GIVEN DATA:
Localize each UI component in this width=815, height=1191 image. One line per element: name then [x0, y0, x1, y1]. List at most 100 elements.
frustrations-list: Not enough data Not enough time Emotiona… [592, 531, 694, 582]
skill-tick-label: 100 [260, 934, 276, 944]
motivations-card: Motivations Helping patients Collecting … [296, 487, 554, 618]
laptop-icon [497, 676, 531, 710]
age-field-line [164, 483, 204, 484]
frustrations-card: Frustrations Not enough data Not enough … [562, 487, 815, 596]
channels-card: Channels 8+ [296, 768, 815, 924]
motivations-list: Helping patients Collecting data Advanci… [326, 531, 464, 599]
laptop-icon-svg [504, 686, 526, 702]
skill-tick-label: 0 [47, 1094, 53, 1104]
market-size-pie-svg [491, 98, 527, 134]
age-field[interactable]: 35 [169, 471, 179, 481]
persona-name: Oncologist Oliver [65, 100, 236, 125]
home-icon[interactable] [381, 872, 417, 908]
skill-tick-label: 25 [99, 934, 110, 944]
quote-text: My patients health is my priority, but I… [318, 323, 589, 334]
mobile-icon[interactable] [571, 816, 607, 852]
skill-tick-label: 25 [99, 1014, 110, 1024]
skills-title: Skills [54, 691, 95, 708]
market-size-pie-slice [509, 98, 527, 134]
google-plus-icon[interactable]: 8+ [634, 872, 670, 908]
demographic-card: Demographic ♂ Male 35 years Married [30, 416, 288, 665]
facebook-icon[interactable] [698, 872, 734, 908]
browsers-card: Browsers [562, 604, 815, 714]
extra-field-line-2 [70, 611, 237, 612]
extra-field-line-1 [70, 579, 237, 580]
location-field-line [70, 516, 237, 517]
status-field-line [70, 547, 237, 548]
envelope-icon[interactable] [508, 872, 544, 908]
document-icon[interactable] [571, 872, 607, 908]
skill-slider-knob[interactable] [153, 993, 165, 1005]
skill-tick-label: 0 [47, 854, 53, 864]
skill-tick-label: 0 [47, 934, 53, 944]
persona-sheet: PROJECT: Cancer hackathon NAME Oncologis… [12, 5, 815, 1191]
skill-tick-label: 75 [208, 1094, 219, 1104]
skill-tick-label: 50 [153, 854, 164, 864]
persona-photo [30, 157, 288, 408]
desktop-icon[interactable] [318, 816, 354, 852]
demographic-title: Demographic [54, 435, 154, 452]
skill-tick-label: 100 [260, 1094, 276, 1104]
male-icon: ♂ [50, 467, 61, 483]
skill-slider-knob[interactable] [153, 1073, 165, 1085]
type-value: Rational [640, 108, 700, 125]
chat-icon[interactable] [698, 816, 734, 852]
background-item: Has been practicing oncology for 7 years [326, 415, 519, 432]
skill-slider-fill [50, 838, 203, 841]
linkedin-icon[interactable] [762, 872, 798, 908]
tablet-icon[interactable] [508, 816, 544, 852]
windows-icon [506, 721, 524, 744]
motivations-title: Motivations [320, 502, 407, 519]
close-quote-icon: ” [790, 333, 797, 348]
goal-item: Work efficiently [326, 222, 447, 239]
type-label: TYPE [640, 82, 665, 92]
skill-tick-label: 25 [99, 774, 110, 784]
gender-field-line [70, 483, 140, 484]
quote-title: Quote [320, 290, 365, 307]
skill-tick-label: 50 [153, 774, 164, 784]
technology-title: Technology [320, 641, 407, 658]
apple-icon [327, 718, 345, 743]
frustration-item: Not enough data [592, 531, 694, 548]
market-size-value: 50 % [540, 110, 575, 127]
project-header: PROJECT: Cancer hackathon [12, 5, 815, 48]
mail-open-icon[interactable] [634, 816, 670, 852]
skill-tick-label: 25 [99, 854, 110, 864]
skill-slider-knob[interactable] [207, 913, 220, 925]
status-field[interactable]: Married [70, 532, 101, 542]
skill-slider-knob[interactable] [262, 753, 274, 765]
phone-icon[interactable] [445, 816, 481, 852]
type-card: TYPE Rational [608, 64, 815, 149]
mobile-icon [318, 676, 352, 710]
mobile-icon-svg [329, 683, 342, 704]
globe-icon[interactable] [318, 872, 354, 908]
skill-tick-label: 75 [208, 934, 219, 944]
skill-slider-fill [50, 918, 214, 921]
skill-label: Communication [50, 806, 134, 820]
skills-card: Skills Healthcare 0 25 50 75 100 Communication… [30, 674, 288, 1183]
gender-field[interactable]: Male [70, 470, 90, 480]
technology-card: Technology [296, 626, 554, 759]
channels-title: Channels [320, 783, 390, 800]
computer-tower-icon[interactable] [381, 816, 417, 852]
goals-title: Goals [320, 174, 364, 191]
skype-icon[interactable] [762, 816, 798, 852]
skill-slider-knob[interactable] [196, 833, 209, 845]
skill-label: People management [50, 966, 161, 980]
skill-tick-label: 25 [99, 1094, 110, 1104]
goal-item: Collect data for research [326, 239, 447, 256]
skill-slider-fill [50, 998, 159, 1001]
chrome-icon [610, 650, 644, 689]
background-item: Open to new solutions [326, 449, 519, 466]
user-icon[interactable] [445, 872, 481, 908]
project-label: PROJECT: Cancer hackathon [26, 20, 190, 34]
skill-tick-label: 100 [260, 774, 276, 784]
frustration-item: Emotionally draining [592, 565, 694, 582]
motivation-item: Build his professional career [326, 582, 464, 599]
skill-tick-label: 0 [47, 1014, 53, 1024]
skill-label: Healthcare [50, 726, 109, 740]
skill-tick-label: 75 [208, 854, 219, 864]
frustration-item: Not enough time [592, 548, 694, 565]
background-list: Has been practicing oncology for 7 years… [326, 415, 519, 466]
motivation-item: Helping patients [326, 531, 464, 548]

BRIEF: Type out the listing again with nothing changed.

TASK RESULT:
Localize each UI component in this width=815, height=1191 image. One line per element: name then [x0, y0, x1, y1]. List at most 100 elements.
frustrations-list: Not enough data Not enough time Emotiona… [592, 531, 694, 582]
skill-tick-label: 100 [260, 934, 276, 944]
motivations-card: Motivations Helping patients Collecting … [296, 487, 554, 618]
laptop-icon [497, 676, 531, 710]
age-field-line [164, 483, 204, 484]
frustrations-card: Frustrations Not enough data Not enough … [562, 487, 815, 596]
channels-card: Channels 8+ [296, 768, 815, 924]
motivations-list: Helping patients Collecting data Advanci… [326, 531, 464, 599]
laptop-icon-svg [504, 686, 526, 702]
skill-tick-label: 0 [47, 1094, 53, 1104]
market-size-pie-svg [491, 98, 527, 134]
age-field[interactable]: 35 [169, 471, 179, 481]
persona-name: Oncologist Oliver [65, 100, 236, 125]
home-icon[interactable] [381, 872, 417, 908]
skill-tick-label: 25 [99, 934, 110, 944]
quote-text: My patients health is my priority, but I… [318, 323, 589, 334]
mobile-icon[interactable] [571, 816, 607, 852]
skill-tick-label: 25 [99, 1014, 110, 1024]
skills-title: Skills [54, 691, 95, 708]
market-size-pie-slice [509, 98, 527, 134]
google-plus-icon[interactable]: 8+ [634, 872, 670, 908]
demographic-card: Demographic ♂ Male 35 years Married [30, 416, 288, 665]
facebook-icon[interactable] [698, 872, 734, 908]
browsers-card: Browsers [562, 604, 815, 714]
extra-field-line-2 [70, 611, 237, 612]
extra-field-line-1 [70, 579, 237, 580]
location-field-line [70, 516, 237, 517]
status-field-line [70, 547, 237, 548]
envelope-icon[interactable] [508, 872, 544, 908]
document-icon[interactable] [571, 872, 607, 908]
skill-slider-knob[interactable] [153, 993, 165, 1005]
skill-tick-label: 0 [47, 854, 53, 864]
skill-tick-label: 0 [47, 934, 53, 944]
persona-sheet: PROJECT: Cancer hackathon NAME Oncologis… [12, 5, 815, 1191]
skill-tick-label: 75 [208, 1094, 219, 1104]
skill-tick-label: 50 [153, 854, 164, 864]
persona-photo [30, 157, 288, 408]
desktop-icon[interactable] [318, 816, 354, 852]
demographic-title: Demographic [54, 435, 154, 452]
skill-tick-label: 100 [260, 1094, 276, 1104]
male-icon: ♂ [50, 467, 61, 483]
skill-slider-knob[interactable] [153, 1073, 165, 1085]
type-value: Rational [640, 108, 700, 125]
chat-icon[interactable] [698, 816, 734, 852]
background-item: Has been practicing oncology for 7 years [326, 415, 519, 432]
skill-slider-fill [50, 838, 203, 841]
linkedin-icon[interactable] [762, 872, 798, 908]
tablet-icon[interactable] [508, 816, 544, 852]
windows-icon [506, 721, 524, 744]
motivations-title: Motivations [320, 502, 407, 519]
close-quote-icon: ” [790, 333, 797, 348]
goal-item: Work efficiently [326, 222, 447, 239]
type-label: TYPE [640, 82, 665, 92]
skill-tick-label: 25 [99, 774, 110, 784]
gender-field-line [70, 483, 140, 484]
quote-title: Quote [320, 290, 365, 307]
skill-tick-label: 50 [153, 774, 164, 784]
technology-title: Technology [320, 641, 407, 658]
apple-icon [327, 718, 345, 743]
frustration-item: Not enough data [592, 531, 694, 548]
market-size-value: 50 % [540, 110, 575, 127]
project-header: PROJECT: Cancer hackathon [12, 5, 815, 48]
mail-open-icon[interactable] [634, 816, 670, 852]
skill-tick-label: 25 [99, 854, 110, 864]
skill-slider-knob[interactable] [207, 913, 220, 925]
status-field[interactable]: Married [70, 532, 101, 542]
skill-slider-knob[interactable] [262, 753, 274, 765]
phone-icon[interactable] [445, 816, 481, 852]
type-card: TYPE Rational [608, 64, 815, 149]
mobile-icon [318, 676, 352, 710]
mobile-icon-svg [329, 683, 342, 704]
globe-icon[interactable] [318, 872, 354, 908]
skill-tick-label: 75 [208, 934, 219, 944]
skill-slider-fill [50, 918, 214, 921]
skill-label: Communication [50, 806, 134, 820]
skills-card: Skills Healthcare 0 25 50 75 100 Communication… [30, 674, 288, 1183]
gender-field[interactable]: Male [70, 470, 90, 480]
technology-card: Technology [296, 626, 554, 759]
channels-title: Channels [320, 783, 390, 800]
computer-tower-icon[interactable] [381, 816, 417, 852]
goals-title: Goals [320, 174, 364, 191]
skype-icon[interactable] [762, 816, 798, 852]
skill-slider-knob[interactable] [196, 833, 209, 845]
skill-label: People management [50, 966, 161, 980]
skill-tick-label: 25 [99, 1094, 110, 1104]
goal-item: Collect data for research [326, 239, 447, 256]
skill-slider-fill [50, 998, 159, 1001]
chrome-icon [610, 650, 644, 689]
background-item: Open to new solutions [326, 449, 519, 466]
user-icon[interactable] [445, 872, 481, 908]
project-label: PROJECT: Cancer hackathon [26, 20, 190, 34]
skill-tick-label: 100 [260, 774, 276, 784]
frustration-item: Emotionally draining [592, 565, 694, 582]
motivation-item: Build his professional career [326, 582, 464, 599]
skill-tick-label: 0 [47, 1014, 53, 1024]
skill-label: Healthcare [50, 726, 109, 740]
skill-tick-label: 75 [208, 854, 219, 864]
frustration-item: Not enough time [592, 548, 694, 565]
background-list: Has been practicing oncology for 7 years… [326, 415, 519, 466]
motivation-item: Helping patients [326, 531, 464, 548]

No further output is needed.